Extracted records:
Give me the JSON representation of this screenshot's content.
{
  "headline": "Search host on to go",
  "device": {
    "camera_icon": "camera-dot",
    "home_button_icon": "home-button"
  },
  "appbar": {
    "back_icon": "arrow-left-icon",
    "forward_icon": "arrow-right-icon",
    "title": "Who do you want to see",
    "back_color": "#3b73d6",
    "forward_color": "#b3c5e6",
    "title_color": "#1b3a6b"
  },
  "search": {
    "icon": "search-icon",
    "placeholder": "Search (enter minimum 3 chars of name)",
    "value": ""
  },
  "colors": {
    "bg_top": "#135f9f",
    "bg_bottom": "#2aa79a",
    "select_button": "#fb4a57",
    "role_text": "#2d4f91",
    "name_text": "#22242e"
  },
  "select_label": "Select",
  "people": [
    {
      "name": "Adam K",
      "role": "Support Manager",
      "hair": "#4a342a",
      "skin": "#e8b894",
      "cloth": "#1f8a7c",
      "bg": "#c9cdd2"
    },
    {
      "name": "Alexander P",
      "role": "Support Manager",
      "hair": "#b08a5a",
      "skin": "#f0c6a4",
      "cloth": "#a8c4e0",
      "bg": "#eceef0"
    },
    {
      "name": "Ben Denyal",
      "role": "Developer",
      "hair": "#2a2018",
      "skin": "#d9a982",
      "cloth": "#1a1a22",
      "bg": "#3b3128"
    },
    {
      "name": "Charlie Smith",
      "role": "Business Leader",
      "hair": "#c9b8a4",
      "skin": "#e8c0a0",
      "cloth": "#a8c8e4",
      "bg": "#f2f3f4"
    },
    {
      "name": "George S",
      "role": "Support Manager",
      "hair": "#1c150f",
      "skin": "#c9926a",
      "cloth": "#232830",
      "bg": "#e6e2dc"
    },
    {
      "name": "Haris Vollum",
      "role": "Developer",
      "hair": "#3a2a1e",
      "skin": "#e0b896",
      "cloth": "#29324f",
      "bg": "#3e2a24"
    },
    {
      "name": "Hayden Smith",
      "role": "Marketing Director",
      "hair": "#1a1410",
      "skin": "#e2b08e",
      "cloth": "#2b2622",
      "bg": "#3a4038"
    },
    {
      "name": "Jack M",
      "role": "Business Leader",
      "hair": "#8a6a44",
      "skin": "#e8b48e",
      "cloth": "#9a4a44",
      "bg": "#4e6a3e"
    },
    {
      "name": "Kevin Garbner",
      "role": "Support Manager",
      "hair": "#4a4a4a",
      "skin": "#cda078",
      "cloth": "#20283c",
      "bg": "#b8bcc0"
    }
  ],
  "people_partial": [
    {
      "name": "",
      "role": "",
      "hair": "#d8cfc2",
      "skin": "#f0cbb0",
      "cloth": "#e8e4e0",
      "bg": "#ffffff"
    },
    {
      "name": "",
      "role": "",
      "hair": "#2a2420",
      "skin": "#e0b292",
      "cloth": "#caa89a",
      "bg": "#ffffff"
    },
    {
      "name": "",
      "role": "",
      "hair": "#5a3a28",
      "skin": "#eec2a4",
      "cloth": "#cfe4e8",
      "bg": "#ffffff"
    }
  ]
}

**WRITTEN INSTRUCTION**:
Write out every record verbatim.

**WORKED ANSWER**:
Give me the JSON representation of this screenshot's content.
{
  "headline": "Search host on to go",
  "device": {
    "camera_icon": "camera-dot",
    "home_button_icon": "home-button"
  },
  "appbar": {
    "back_icon": "arrow-left-icon",
    "forward_icon": "arrow-right-icon",
    "title": "Who do you want to see",
    "back_color": "#3b73d6",
    "forward_color": "#b3c5e6",
    "title_color": "#1b3a6b"
  },
  "search": {
    "icon": "search-icon",
    "placeholder": "Search (enter minimum 3 chars of name)",
    "value": ""
  },
  "colors": {
    "bg_top": "#135f9f",
    "bg_bottom": "#2aa79a",
    "select_button": "#fb4a57",
    "role_text": "#2d4f91",
    "name_text": "#22242e"
  },
  "select_label": "Select",
  "people": [
    {
      "name": "Adam K",
      "role": "Support Manager",
      "hair": "#4a342a",
      "skin": "#e8b894",
      "cloth": "#1f8a7c",
      "bg": "#c9cdd2"
    },
    {
      "name": "Alexander P",
      "role": "Support Manager",
      "hair": "#b08a5a",
      "skin": "#f0c6a4",
      "cloth": "#a8c4e0",
      "bg": "#eceef0"
    },
    {
      "name": "Ben Denyal",
      "role": "Developer",
      "hair": "#2a2018",
      "skin": "#d9a982",
      "cloth": "#1a1a22",
      "bg": "#3b3128"
    },
    {
      "name": "Charlie Smith",
      "role": "Business Leader",
      "hair": "#c9b8a4",
      "skin": "#e8c0a0",
      "cloth": "#a8c8e4",
      "bg": "#f2f3f4"
    },
    {
      "name": "George S",
      "role": "Support Manager",
      "hair": "#1c150f",
      "skin": "#c9926a",
      "cloth": "#232830",
      "bg": "#e6e2dc"
    },
    {
      "name": "Haris Vollum",
      "role": "Developer",
      "hair": "#3a2a1e",
      "skin": "#e0b896",
      "cloth": "#29324f",
      "bg": "#3e2a24"
    },
    {
      "name": "Hayden Smith",
      "role": "Marketing Director",
      "hair": "#1a1410",
      "skin": "#e2b08e",
      "cloth": "#2b2622",
      "bg": "#3a4038"
    },
    {
      "name": "Jack M",
      "role": "Business Leader",
      "hair": "#8a6a44",
      "skin": "#e8b48e",
      "cloth": "#9a4a44",
      "bg": "#4e6a3e"
    },
    {
      "name": "Kevin Garbner",
      "role": "Support Manager",
      "hair": "#4a4a4a",
      "skin": "#cda078",
      "cloth": "#20283c",
      "bg": "#b8bcc0"
    }
  ],
  "people_partial": [
    {
      "name": "",
      "role": "",
      "hair": "#d8cfc2",
      "skin": "#f0cbb0",
      "cloth": "#e8e4e0",
      "bg": "#ffffff"
    },
    {
      "name": "",
      "role": "",
      "hair": "#2a2420",
      "skin": "#e0b292",
      "cloth": "#caa89a",
      "bg": "#ffffff"
    },
    {
      "name": "",
      "role": "",
      "hair": "#5a3a28",
      "skin": "#eec2a4",
      "cloth": "#cfe4e8",
      "bg": "#ffffff"
    }
  ]
}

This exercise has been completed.